Your instructions:
From the listing below, pull out all lines with "burning" in them.

Data for the task:
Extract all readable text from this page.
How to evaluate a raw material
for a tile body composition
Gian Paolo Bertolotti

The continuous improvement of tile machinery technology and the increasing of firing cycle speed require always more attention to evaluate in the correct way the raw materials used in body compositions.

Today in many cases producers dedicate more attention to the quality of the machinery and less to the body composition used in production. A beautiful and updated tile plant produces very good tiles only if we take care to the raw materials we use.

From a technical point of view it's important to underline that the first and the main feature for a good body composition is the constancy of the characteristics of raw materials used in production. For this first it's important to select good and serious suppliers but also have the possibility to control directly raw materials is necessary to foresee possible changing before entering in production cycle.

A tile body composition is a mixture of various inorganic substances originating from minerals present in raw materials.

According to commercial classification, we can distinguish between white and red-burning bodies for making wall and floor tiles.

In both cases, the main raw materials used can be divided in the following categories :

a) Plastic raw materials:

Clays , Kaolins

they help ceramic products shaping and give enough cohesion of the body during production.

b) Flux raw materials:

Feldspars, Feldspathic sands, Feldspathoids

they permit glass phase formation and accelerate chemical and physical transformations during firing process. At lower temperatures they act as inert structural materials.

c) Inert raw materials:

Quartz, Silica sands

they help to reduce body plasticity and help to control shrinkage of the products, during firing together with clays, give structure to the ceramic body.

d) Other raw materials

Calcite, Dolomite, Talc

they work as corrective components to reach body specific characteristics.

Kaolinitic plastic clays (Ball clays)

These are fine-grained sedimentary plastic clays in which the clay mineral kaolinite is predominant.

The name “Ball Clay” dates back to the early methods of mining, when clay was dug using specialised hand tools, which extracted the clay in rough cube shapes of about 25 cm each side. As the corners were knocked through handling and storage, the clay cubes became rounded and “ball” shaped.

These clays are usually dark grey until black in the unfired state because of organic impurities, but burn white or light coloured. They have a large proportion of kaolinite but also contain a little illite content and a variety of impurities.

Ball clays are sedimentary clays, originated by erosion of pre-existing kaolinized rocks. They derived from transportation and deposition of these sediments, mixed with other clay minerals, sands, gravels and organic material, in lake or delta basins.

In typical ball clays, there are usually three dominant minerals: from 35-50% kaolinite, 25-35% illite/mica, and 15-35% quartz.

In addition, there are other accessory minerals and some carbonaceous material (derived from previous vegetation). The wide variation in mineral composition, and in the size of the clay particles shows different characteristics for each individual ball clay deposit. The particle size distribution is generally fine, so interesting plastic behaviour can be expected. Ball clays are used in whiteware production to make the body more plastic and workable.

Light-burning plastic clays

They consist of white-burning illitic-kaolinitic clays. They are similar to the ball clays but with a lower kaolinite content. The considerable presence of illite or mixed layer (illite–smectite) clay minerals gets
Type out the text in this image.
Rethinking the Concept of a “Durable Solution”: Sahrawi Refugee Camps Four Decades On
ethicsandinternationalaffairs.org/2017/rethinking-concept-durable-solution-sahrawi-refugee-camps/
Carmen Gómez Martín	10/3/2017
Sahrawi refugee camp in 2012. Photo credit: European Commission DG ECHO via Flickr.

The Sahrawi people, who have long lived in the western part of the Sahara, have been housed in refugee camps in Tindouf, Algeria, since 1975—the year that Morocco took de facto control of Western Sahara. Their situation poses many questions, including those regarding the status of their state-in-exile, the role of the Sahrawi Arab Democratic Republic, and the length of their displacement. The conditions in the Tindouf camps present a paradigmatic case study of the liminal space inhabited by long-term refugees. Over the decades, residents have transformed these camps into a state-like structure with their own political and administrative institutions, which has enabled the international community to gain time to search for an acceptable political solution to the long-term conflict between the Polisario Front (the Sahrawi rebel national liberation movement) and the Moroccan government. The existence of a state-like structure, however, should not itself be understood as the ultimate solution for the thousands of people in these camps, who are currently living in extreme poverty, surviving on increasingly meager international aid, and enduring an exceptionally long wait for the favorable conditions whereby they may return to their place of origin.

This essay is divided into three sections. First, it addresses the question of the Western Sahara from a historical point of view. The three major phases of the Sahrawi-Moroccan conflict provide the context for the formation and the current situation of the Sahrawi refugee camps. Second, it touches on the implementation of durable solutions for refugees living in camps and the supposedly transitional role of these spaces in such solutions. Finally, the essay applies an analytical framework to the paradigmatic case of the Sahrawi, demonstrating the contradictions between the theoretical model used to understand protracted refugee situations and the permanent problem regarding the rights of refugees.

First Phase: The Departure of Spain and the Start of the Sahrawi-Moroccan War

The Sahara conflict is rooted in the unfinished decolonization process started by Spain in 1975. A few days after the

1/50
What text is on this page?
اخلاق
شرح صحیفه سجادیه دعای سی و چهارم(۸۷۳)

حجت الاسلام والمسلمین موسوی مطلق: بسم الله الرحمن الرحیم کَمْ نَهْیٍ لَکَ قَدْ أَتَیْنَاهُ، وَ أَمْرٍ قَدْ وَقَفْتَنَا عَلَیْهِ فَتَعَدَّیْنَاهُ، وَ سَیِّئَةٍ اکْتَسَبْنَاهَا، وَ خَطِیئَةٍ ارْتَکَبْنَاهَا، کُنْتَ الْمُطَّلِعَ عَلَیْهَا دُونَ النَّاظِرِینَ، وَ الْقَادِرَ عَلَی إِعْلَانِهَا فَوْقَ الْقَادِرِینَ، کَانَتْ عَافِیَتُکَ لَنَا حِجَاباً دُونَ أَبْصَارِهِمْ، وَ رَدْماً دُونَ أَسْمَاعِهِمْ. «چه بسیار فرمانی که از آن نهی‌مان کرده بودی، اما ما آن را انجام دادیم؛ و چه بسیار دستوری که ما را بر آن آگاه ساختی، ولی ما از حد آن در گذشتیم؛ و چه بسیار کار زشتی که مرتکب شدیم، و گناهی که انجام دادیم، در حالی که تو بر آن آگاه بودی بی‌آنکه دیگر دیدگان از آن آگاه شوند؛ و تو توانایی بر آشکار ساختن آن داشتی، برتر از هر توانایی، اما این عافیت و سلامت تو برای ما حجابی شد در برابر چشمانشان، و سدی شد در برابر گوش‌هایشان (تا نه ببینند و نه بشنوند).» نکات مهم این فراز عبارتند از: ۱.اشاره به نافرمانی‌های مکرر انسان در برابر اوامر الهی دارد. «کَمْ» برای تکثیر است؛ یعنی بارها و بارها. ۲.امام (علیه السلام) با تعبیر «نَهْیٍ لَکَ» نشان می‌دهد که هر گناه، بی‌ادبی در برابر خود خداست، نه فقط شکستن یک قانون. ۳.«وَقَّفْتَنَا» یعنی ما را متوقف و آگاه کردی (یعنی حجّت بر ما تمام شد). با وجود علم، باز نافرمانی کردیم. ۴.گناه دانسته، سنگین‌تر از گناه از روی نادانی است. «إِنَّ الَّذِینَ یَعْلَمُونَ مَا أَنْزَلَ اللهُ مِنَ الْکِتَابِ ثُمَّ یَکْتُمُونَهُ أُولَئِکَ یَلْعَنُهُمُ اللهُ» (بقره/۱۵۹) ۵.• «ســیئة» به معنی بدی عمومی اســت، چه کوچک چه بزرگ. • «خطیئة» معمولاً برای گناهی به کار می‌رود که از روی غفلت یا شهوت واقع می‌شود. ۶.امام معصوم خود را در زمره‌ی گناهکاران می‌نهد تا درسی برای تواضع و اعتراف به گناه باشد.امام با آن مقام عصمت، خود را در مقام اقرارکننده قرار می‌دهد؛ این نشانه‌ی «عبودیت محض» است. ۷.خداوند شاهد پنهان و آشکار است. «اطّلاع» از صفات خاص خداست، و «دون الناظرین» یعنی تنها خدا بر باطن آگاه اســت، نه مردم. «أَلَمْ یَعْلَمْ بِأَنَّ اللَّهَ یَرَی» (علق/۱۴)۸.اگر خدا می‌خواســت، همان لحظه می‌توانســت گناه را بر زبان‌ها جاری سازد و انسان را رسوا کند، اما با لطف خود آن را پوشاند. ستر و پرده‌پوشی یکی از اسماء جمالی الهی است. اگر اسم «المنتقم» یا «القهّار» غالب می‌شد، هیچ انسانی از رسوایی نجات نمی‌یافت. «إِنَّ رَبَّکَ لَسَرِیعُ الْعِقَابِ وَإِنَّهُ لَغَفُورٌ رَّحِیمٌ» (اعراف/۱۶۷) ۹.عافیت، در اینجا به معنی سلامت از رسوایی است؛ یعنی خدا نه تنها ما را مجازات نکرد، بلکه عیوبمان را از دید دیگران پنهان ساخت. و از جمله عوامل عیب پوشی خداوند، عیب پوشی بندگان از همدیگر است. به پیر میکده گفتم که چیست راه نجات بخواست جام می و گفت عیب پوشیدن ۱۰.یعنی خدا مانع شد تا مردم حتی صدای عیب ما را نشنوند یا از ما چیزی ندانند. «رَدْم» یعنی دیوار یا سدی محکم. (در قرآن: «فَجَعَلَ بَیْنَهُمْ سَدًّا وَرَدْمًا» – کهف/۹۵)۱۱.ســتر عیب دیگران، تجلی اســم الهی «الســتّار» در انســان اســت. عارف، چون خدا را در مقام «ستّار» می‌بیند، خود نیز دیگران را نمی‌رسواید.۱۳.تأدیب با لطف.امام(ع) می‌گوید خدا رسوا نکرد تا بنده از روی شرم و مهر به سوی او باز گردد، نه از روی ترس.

The completed task:
According to commercial classification, we can distinguish between white and red-burning bodies for making wall and floor tiles.
Light-burning plastic clays
They consist of white-burning illitic-kaolinitic clays. They are similar to the ball clays but with a lower kaolinite content. The considerable presence of illite or mixed layer (illite–smectite) clay minerals gets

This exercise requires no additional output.